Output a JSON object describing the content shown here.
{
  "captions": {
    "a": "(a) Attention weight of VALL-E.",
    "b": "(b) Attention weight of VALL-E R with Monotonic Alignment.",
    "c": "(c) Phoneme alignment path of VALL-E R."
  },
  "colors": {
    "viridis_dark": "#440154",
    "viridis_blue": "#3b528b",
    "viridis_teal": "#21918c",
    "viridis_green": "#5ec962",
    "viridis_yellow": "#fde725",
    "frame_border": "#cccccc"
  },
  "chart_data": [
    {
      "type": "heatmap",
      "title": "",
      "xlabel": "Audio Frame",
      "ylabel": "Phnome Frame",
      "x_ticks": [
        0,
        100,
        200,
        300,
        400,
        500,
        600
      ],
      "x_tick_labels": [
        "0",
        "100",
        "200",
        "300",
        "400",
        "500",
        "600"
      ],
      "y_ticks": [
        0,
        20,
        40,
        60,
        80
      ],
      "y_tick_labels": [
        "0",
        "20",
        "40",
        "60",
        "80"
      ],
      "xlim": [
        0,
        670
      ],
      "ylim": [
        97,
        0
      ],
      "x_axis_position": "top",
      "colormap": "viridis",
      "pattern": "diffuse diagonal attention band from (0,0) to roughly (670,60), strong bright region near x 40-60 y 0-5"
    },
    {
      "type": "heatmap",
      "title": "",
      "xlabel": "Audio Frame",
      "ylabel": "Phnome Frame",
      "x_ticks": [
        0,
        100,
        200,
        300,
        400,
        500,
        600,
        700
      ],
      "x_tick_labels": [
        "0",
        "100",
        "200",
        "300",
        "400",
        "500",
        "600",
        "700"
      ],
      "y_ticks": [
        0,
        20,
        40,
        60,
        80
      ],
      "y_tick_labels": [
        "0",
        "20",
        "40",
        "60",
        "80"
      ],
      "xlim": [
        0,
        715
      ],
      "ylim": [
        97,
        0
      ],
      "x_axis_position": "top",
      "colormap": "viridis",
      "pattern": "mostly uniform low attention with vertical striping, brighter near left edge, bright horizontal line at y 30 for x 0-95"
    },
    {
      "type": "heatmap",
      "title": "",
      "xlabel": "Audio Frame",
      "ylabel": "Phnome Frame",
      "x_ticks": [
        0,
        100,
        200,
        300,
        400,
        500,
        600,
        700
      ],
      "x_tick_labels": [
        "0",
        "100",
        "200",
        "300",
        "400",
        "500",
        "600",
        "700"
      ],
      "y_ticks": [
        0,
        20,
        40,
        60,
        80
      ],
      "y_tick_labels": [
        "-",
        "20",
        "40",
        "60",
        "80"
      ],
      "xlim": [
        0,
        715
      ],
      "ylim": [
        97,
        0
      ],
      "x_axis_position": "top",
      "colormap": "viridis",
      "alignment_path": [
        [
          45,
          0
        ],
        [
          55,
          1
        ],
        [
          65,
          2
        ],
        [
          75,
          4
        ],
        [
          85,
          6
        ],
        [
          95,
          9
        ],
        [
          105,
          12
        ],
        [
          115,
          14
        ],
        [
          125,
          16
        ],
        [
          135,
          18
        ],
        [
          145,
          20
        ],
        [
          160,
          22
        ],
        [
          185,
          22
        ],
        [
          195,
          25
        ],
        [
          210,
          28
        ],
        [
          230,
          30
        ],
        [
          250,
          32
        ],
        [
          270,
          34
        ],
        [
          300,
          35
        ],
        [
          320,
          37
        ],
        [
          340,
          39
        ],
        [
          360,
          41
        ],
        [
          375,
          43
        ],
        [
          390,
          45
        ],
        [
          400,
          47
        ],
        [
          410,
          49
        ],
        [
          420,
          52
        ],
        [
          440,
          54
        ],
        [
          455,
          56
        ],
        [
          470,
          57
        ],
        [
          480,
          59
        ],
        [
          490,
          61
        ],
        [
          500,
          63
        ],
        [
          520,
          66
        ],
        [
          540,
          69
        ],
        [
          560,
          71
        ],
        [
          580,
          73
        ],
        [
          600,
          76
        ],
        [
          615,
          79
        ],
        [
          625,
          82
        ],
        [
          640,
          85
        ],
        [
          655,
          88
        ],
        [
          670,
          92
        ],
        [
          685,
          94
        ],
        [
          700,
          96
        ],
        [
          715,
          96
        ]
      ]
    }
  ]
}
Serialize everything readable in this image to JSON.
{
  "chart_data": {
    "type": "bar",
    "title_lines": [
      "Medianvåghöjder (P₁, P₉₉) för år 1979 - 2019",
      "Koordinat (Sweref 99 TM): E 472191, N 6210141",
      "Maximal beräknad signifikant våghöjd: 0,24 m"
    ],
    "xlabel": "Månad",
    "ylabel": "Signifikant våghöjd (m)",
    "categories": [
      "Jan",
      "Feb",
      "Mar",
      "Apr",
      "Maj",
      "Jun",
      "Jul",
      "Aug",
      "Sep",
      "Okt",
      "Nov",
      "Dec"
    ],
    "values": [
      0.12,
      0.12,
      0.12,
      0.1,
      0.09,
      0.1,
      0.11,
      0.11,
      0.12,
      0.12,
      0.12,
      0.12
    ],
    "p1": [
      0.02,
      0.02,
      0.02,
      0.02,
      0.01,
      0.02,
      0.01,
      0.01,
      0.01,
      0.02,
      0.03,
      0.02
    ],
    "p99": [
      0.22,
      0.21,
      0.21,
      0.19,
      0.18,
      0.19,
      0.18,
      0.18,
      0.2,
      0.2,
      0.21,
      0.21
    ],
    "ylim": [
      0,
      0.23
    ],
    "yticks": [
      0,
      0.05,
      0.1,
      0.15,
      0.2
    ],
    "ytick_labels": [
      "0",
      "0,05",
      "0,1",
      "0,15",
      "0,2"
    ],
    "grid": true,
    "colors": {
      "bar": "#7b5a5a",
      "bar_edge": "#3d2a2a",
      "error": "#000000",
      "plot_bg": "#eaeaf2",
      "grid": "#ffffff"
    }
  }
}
·····
*Work to be completed*:
Reproduce each line of the material above precisely.

*Correct answer*:
Output a JSON object describing the content shown here.
{
  "captions": {
    "a": "(a) Attention weight of VALL-E.",
    "b": "(b) Attention weight of VALL-E R with Monotonic Alignment.",
    "c": "(c) Phoneme alignment path of VALL-E R."
  },
  "colors": {
    "viridis_dark": "#440154",
    "viridis_blue": "#3b528b",
    "viridis_teal": "#21918c",
    "viridis_green": "#5ec962",
    "viridis_yellow": "#fde725",
    "frame_border": "#cccccc"
  },
  "chart_data": [
    {
      "type": "heatmap",
      "title": "",
      "xlabel": "Audio Frame",
      "ylabel": "Phnome Frame",
      "x_ticks": [
        0,
        100,
        200,
        300,
        400,
        500,
        600
      ],
      "x_tick_labels": [
        "0",
        "100",
        "200",
        "300",
        "400",
        "500",
        "600"
      ],
      "y_ticks": [
        0,
        20,
        40,
        60,
        80
      ],
      "y_tick_labels": [
        "0",
        "20",
        "40",
        "60",
        "80"
      ],
      "xlim": [
        0,
        670
      ],
      "ylim": [
        97,
        0
      ],
      "x_axis_position": "top",
      "colormap": "viridis",
      "pattern": "diffuse diagonal attention band from (0,0) to roughly (670,60), strong bright region near x 40-60 y 0-5"
    },
    {
      "type": "heatmap",
      "title": "",
      "xlabel": "Audio Frame",
      "ylabel": "Phnome Frame",
      "x_ticks": [
        0,
        100,
        200,
        300,
        400,
        500,
        600,
        700
      ],
      "x_tick_labels": [
        "0",
        "100",
        "200",
        "300",
        "400",
        "500",
        "600",
        "700"
      ],
      "y_ticks": [
        0,
        20,
        40,
        60,
        80
      ],
      "y_tick_labels": [
        "0",
        "20",
        "40",
        "60",
        "80"
      ],
      "xlim": [
        0,
        715
      ],
      "ylim": [
        97,
        0
      ],
      "x_axis_position": "top",
      "colormap": "viridis",
      "pattern": "mostly uniform low attention with vertical striping, brighter near left edge, bright horizontal line at y 30 for x 0-95"
    },
    {
      "type": "heatmap",
      "title": "",
      "xlabel": "Audio Frame",
      "ylabel": "Phnome Frame",
      "x_ticks": [
        0,
        100,
        200,
        300,
        400,
        500,
        600,
        700
      ],
      "x_tick_labels": [
        "0",
        "100",
        "200",
        "300",
        "400",
        "500",
        "600",
        "700"
      ],
      "y_ticks": [
        0,
        20,
        40,
        60,
        80
      ],
      "y_tick_labels": [
        "-",
        "20",
        "40",
        "60",
        "80"
      ],
      "xlim": [
        0,
        715
      ],
      "ylim": [
        97,
        0
      ],
      "x_axis_position": "top",
      "colormap": "viridis",
      "alignment_path": [
        [
          45,
          0
        ],
        [
          55,
          1
        ],
        [
          65,
          2
        ],
        [
          75,
          4
        ],
        [
          85,
          6
        ],
        [
          95,
          9
        ],
        [
          105,
          12
        ],
        [
          115,
          14
        ],
        [
          125,
          16
        ],
        [
          135,
          18
        ],
        [
          145,
          20
        ],
        [
          160,
          22
        ],
        [
          185,
          22
        ],
        [
          195,
          25
        ],
        [
          210,
          28
        ],
        [
          230,
          30
        ],
        [
          250,
          32
        ],
        [
          270,
          34
        ],
        [
          300,
          35
        ],
        [
          320,
          37
        ],
        [
          340,
          39
        ],
        [
          360,
          41
        ],
        [
          375,
          43
        ],
        [
          390,
          45
        ],
        [
          400,
          47
        ],
        [
          410,
          49
        ],
        [
          420,
          52
        ],
        [
          440,
          54
        ],
        [
          455,
          56
        ],
        [
          470,
          57
        ],
        [
          480,
          59
        ],
        [
          490,
          61
        ],
        [
          500,
          63
        ],
        [
          520,
          66
        ],
        [
          540,
          69
        ],
        [
          560,
          71
        ],
        [
          580,
          73
        ],
        [
          600,
          76
        ],
        [
          615,
          79
        ],
        [
          625,
          82
        ],
        [
          640,
          85
        ],
        [
          655,
          88
        ],
        [
          670,
          92
        ],
        [
          685,
          94
        ],
        [
          700,
          96
        ],
        [
          715,
          96
        ]
      ]
    }
  ]
}
Serialize everything readable in this image to JSON.
{
  "chart_data": {
    "type": "bar",
    "title_lines": [
      "Medianvåghöjder (P₁, P₉₉) för år 1979 - 2019",
      "Koordinat (Sweref 99 TM): E 472191, N 6210141",
      "Maximal beräknad signifikant våghöjd: 0,24 m"
    ],
    "xlabel": "Månad",
    "ylabel": "Signifikant våghöjd (m)",
    "categories": [
      "Jan",
      "Feb",
      "Mar",
      "Apr",
      "Maj",
      "Jun",
      "Jul",
      "Aug",
      "Sep",
      "Okt",
      "Nov",
      "Dec"
    ],
    "values": [
      0.12,
      0.12,
      0.12,
      0.1,
      0.09,
      0.1,
      0.11,
      0.11,
      0.12,
      0.12,
      0.12,
      0.12
    ],
    "p1": [
      0.02,
      0.02,
      0.02,
      0.02,
      0.01,
      0.02,
      0.01,
      0.01,
      0.01,
      0.02,
      0.03,
      0.02
    ],
    "p99": [
      0.22,
      0.21,
      0.21,
      0.19,
      0.18,
      0.19,
      0.18,
      0.18,
      0.2,
      0.2,
      0.21,
      0.21
    ],
    "ylim": [
      0,
      0.23
    ],
    "yticks": [
      0,
      0.05,
      0.1,
      0.15,
      0.2
    ],
    "ytick_labels": [
      "0",
      "0,05",
      "0,1",
      "0,15",
      "0,2"
    ],
    "grid": true,
    "colors": {
      "bar": "#7b5a5a",
      "bar_edge": "#3d2a2a",
      "error": "#000000",
      "plot_bg": "#eaeaf2",
      "grid": "#ffffff"
    }
  }
}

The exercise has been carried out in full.